Prompt:
Reproduce the lines below, substituting "Lakhs" for every occurrence of "Lacs" and leaving everything else unchanged.

Records shown:
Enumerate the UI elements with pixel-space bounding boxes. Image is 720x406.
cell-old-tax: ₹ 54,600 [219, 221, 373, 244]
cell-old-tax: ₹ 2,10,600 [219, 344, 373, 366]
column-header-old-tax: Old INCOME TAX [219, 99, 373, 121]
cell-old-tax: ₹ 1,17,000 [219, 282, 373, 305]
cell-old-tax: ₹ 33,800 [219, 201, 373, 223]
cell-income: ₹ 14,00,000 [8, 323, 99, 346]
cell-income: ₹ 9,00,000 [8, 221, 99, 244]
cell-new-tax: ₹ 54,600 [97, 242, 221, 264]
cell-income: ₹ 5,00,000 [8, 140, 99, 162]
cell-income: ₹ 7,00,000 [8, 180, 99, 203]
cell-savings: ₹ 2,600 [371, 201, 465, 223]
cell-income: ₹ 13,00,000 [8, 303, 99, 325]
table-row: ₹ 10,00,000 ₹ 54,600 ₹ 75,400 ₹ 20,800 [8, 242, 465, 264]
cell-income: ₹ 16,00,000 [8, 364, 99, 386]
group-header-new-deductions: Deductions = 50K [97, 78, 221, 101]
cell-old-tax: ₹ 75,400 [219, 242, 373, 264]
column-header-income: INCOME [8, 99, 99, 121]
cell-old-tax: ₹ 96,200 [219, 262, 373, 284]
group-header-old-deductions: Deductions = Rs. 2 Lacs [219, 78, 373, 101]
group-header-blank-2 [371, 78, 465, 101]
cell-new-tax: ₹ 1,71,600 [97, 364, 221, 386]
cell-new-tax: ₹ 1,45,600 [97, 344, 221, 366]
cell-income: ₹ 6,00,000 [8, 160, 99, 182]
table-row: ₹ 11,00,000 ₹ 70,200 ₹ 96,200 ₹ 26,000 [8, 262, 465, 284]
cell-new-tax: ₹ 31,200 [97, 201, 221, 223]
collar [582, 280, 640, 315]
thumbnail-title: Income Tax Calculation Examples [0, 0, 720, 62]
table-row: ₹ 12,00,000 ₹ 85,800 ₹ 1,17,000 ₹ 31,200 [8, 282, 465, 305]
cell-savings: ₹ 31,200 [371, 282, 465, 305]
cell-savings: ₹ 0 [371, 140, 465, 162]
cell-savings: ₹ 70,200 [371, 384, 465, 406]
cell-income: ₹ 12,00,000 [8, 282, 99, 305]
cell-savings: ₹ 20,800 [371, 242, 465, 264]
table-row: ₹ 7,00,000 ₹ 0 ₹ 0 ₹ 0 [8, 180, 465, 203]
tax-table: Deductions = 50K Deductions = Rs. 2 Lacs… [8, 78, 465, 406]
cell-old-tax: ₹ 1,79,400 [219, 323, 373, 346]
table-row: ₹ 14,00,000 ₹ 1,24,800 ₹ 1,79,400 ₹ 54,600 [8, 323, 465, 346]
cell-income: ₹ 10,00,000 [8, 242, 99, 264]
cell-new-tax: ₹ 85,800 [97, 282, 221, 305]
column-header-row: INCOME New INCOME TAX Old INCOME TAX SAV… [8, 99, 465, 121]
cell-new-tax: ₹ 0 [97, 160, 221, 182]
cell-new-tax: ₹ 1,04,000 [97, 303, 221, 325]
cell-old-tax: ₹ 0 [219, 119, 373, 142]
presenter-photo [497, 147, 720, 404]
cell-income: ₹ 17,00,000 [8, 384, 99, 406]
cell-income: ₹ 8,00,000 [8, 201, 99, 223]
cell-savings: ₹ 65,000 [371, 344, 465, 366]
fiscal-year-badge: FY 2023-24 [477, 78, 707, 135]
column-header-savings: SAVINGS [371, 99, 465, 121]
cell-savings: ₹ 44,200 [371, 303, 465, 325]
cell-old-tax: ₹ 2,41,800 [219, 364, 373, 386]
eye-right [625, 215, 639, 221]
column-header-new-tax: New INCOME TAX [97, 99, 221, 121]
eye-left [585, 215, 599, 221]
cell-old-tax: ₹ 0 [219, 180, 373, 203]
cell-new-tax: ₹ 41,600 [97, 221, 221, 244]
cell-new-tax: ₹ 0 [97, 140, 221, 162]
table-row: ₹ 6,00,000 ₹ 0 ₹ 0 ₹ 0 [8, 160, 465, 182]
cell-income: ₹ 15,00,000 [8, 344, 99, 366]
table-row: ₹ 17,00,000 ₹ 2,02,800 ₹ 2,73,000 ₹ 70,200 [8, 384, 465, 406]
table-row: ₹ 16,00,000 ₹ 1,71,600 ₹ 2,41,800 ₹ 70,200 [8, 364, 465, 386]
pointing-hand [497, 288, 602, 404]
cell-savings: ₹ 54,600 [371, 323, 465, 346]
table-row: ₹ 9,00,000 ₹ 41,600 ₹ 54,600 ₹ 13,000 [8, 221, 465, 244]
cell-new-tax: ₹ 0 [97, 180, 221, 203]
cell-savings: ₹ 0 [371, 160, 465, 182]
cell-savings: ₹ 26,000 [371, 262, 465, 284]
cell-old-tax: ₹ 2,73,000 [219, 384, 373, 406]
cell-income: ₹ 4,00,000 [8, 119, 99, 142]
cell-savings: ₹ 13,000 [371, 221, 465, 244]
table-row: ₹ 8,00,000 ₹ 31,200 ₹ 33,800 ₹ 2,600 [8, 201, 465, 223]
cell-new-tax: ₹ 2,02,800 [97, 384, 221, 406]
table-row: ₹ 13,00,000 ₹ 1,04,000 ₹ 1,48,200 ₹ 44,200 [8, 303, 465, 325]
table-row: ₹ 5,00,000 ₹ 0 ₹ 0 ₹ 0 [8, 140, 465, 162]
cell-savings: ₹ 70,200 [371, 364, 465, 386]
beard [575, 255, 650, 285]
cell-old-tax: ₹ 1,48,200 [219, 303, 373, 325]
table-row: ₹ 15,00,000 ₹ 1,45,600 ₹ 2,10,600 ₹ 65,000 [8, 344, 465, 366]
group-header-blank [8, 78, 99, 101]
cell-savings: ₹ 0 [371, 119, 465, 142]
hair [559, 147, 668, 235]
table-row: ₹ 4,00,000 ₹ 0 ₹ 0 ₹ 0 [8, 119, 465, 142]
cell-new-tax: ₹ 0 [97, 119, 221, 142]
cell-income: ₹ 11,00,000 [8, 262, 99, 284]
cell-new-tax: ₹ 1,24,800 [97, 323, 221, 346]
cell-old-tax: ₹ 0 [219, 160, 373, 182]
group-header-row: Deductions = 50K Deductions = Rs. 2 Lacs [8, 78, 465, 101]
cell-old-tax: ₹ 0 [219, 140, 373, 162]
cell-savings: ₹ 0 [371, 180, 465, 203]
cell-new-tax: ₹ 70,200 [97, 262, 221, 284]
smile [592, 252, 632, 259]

Response to the exercise:
Enumerate the UI elements with pixel-space bounding boxes. Image is 720x406.
cell-old-tax: ₹ 54,600 [219, 221, 373, 244]
cell-old-tax: ₹ 2,10,600 [219, 344, 373, 366]
column-header-old-tax: Old INCOME TAX [219, 99, 373, 121]
cell-old-tax: ₹ 1,17,000 [219, 282, 373, 305]
cell-old-tax: ₹ 33,800 [219, 201, 373, 223]
cell-income: ₹ 14,00,000 [8, 323, 99, 346]
cell-income: ₹ 9,00,000 [8, 221, 99, 244]
cell-new-tax: ₹ 54,600 [97, 242, 221, 264]
cell-income: ₹ 5,00,000 [8, 140, 99, 162]
cell-income: ₹ 7,00,000 [8, 180, 99, 203]
cell-savings: ₹ 2,600 [371, 201, 465, 223]
cell-income: ₹ 13,00,000 [8, 303, 99, 325]
table-row: ₹ 10,00,000 ₹ 54,600 ₹ 75,400 ₹ 20,800 [8, 242, 465, 264]
cell-income: ₹ 16,00,000 [8, 364, 99, 386]
group-header-new-deductions: Deductions = 50K [97, 78, 221, 101]
cell-old-tax: ₹ 75,400 [219, 242, 373, 264]
column-header-income: INCOME [8, 99, 99, 121]
cell-old-tax: ₹ 96,200 [219, 262, 373, 284]
group-header-old-deductions: Deductions = Rs. 2 Lakhs [219, 78, 373, 101]
group-header-blank-2 [371, 78, 465, 101]
cell-new-tax: ₹ 1,71,600 [97, 364, 221, 386]
cell-new-tax: ₹ 1,45,600 [97, 344, 221, 366]
cell-income: ₹ 6,00,000 [8, 160, 99, 182]
table-row: ₹ 11,00,000 ₹ 70,200 ₹ 96,200 ₹ 26,000 [8, 262, 465, 284]
cell-new-tax: ₹ 31,200 [97, 201, 221, 223]
collar [582, 280, 640, 315]
thumbnail-title: Income Tax Calculation Examples [0, 0, 720, 62]
table-row: ₹ 12,00,000 ₹ 85,800 ₹ 1,17,000 ₹ 31,200 [8, 282, 465, 305]
cell-savings: ₹ 31,200 [371, 282, 465, 305]
cell-savings: ₹ 0 [371, 140, 465, 162]
cell-savings: ₹ 70,200 [371, 384, 465, 406]
cell-income: ₹ 12,00,000 [8, 282, 99, 305]
cell-savings: ₹ 20,800 [371, 242, 465, 264]
table-row: ₹ 7,00,000 ₹ 0 ₹ 0 ₹ 0 [8, 180, 465, 203]
tax-table: Deductions = 50K Deductions = Rs. 2 Lakhs… [8, 78, 465, 406]
cell-old-tax: ₹ 1,79,400 [219, 323, 373, 346]
table-row: ₹ 14,00,000 ₹ 1,24,800 ₹ 1,79,400 ₹ 54,600 [8, 323, 465, 346]
cell-income: ₹ 10,00,000 [8, 242, 99, 264]
cell-new-tax: ₹ 85,800 [97, 282, 221, 305]
column-header-row: INCOME New INCOME TAX Old INCOME TAX SAV… [8, 99, 465, 121]
cell-new-tax: ₹ 0 [97, 160, 221, 182]
cell-new-tax: ₹ 1,04,000 [97, 303, 221, 325]
cell-old-tax: ₹ 0 [219, 119, 373, 142]
presenter-photo [497, 147, 720, 404]
cell-income: ₹ 17,00,000 [8, 384, 99, 406]
cell-income: ₹ 8,00,000 [8, 201, 99, 223]
cell-savings: ₹ 65,000 [371, 344, 465, 366]
fiscal-year-badge: FY 2023-24 [477, 78, 707, 135]
column-header-savings: SAVINGS [371, 99, 465, 121]
cell-savings: ₹ 44,200 [371, 303, 465, 325]
cell-old-tax: ₹ 2,41,800 [219, 364, 373, 386]
eye-right [625, 215, 639, 221]
column-header-new-tax: New INCOME TAX [97, 99, 221, 121]
eye-left [585, 215, 599, 221]
cell-old-tax: ₹ 0 [219, 180, 373, 203]
cell-new-tax: ₹ 41,600 [97, 221, 221, 244]
cell-new-tax: ₹ 0 [97, 140, 221, 162]
table-row: ₹ 6,00,000 ₹ 0 ₹ 0 ₹ 0 [8, 160, 465, 182]
cell-income: ₹ 15,00,000 [8, 344, 99, 366]
table-row: ₹ 17,00,000 ₹ 2,02,800 ₹ 2,73,000 ₹ 70,200 [8, 384, 465, 406]
table-row: ₹ 16,00,000 ₹ 1,71,600 ₹ 2,41,800 ₹ 70,200 [8, 364, 465, 386]
pointing-hand [497, 288, 602, 404]
cell-savings: ₹ 54,600 [371, 323, 465, 346]
table-row: ₹ 9,00,000 ₹ 41,600 ₹ 54,600 ₹ 13,000 [8, 221, 465, 244]
cell-new-tax: ₹ 0 [97, 180, 221, 203]
cell-savings: ₹ 0 [371, 160, 465, 182]
cell-savings: ₹ 26,000 [371, 262, 465, 284]
cell-old-tax: ₹ 2,73,000 [219, 384, 373, 406]
cell-income: ₹ 4,00,000 [8, 119, 99, 142]
cell-savings: ₹ 13,000 [371, 221, 465, 244]
table-row: ₹ 8,00,000 ₹ 31,200 ₹ 33,800 ₹ 2,600 [8, 201, 465, 223]
cell-new-tax: ₹ 2,02,800 [97, 384, 221, 406]
table-row: ₹ 13,00,000 ₹ 1,04,000 ₹ 1,48,200 ₹ 44,200 [8, 303, 465, 325]
table-row: ₹ 5,00,000 ₹ 0 ₹ 0 ₹ 0 [8, 140, 465, 162]
cell-savings: ₹ 70,200 [371, 364, 465, 386]
beard [575, 255, 650, 285]
cell-old-tax: ₹ 1,48,200 [219, 303, 373, 325]
table-row: ₹ 15,00,000 ₹ 1,45,600 ₹ 2,10,600 ₹ 65,000 [8, 344, 465, 366]
group-header-blank [8, 78, 99, 101]
cell-savings: ₹ 0 [371, 119, 465, 142]
hair [559, 147, 668, 235]
table-row: ₹ 4,00,000 ₹ 0 ₹ 0 ₹ 0 [8, 119, 465, 142]
cell-new-tax: ₹ 0 [97, 119, 221, 142]
cell-income: ₹ 11,00,000 [8, 262, 99, 284]
cell-new-tax: ₹ 1,24,800 [97, 323, 221, 346]
cell-old-tax: ₹ 0 [219, 160, 373, 182]
group-header-row: Deductions = 50K Deductions = Rs. 2 Lakhs [8, 78, 465, 101]
cell-old-tax: ₹ 0 [219, 140, 373, 162]
cell-savings: ₹ 0 [371, 180, 465, 203]
cell-new-tax: ₹ 70,200 [97, 262, 221, 284]
smile [592, 252, 632, 259]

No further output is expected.